** start **

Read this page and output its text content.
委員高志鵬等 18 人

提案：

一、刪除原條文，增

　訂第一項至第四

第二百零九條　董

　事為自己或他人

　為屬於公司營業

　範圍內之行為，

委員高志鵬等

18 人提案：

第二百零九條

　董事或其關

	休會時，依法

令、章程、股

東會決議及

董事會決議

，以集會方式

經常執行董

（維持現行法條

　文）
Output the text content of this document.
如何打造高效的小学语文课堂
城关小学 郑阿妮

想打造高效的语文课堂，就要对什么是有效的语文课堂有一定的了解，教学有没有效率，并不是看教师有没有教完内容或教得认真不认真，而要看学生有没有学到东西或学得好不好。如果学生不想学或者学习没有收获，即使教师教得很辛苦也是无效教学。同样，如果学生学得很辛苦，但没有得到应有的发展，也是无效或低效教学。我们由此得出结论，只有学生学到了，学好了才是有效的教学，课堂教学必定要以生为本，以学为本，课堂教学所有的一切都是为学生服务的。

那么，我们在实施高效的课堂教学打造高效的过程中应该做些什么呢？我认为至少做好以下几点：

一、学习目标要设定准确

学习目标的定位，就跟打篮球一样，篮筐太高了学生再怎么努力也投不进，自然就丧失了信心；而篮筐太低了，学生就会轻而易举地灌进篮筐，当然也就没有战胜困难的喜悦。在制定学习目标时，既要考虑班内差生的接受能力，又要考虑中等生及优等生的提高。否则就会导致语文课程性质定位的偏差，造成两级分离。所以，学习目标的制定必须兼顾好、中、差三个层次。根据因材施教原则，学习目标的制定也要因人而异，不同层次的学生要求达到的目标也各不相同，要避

** end **

Transcribe the data above in full, exactly.

Read this page and output its text content.
委員高志鵬等 18 人

提案：

一、刪除原條文，增

　訂第一項至第四

第二百零九條　董

　事為自己或他人

　為屬於公司營業

　範圍內之行為，

委員高志鵬等

18 人提案：

第二百零九條

　董事或其關

	休會時，依法

令、章程、股

東會決議及

董事會決議

，以集會方式

經常執行董

（維持現行法條

　文）
Output the text content of this document.
如何打造高效的小学语文课堂
城关小学 郑阿妮

想打造高效的语文课堂，就要对什么是有效的语文课堂有一定的了解，教学有没有效率，并不是看教师有没有教完内容或教得认真不认真，而要看学生有没有学到东西或学得好不好。如果学生不想学或者学习没有收获，即使教师教得很辛苦也是无效教学。同样，如果学生学得很辛苦，但没有得到应有的发展，也是无效或低效教学。我们由此得出结论，只有学生学到了，学好了才是有效的教学，课堂教学必定要以生为本，以学为本，课堂教学所有的一切都是为学生服务的。

那么，我们在实施高效的课堂教学打造高效的过程中应该做些什么呢？我认为至少做好以下几点：

一、学习目标要设定准确

学习目标的定位，就跟打篮球一样，篮筐太高了学生再怎么努力也投不进，自然就丧失了信心；而篮筐太低了，学生就会轻而易举地灌进篮筐，当然也就没有战胜困难的喜悦。在制定学习目标时，既要考虑班内差生的接受能力，又要考虑中等生及优等生的提高。否则就会导致语文课程性质定位的偏差，造成两级分离。所以，学习目标的制定必须兼顾好、中、差三个层次。根据因材施教原则，学习目标的制定也要因人而异，不同层次的学生要求达到的目标也各不相同，要避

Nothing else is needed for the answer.